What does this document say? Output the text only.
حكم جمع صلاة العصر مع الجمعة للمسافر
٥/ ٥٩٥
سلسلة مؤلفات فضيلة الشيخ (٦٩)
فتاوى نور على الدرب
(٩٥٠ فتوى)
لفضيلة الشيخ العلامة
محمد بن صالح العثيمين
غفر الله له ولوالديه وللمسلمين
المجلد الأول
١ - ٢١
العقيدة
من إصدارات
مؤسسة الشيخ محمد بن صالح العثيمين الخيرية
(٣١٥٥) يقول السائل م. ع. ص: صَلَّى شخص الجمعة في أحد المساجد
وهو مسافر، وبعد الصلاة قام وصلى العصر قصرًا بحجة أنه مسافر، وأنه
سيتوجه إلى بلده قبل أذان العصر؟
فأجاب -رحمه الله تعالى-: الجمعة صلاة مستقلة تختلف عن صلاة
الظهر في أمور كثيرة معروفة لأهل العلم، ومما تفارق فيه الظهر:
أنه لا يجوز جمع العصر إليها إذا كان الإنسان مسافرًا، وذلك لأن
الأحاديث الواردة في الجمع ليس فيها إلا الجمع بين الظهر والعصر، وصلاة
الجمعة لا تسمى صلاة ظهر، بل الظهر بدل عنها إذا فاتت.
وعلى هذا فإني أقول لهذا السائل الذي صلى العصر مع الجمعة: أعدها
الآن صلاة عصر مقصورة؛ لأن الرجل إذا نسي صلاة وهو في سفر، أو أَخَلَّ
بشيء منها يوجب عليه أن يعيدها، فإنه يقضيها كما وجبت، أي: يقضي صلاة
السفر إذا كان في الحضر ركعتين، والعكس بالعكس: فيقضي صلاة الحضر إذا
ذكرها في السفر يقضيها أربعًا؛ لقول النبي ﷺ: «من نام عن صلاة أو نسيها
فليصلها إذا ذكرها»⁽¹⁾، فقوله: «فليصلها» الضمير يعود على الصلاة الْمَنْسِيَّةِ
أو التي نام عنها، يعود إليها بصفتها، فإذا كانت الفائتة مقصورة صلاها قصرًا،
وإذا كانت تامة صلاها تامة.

* [WHAT YOU WILL DO] Of all the lines in the entries, how many contain the word "يقضيها"? Give only the number.

* [THE COMPLETED TASK] 2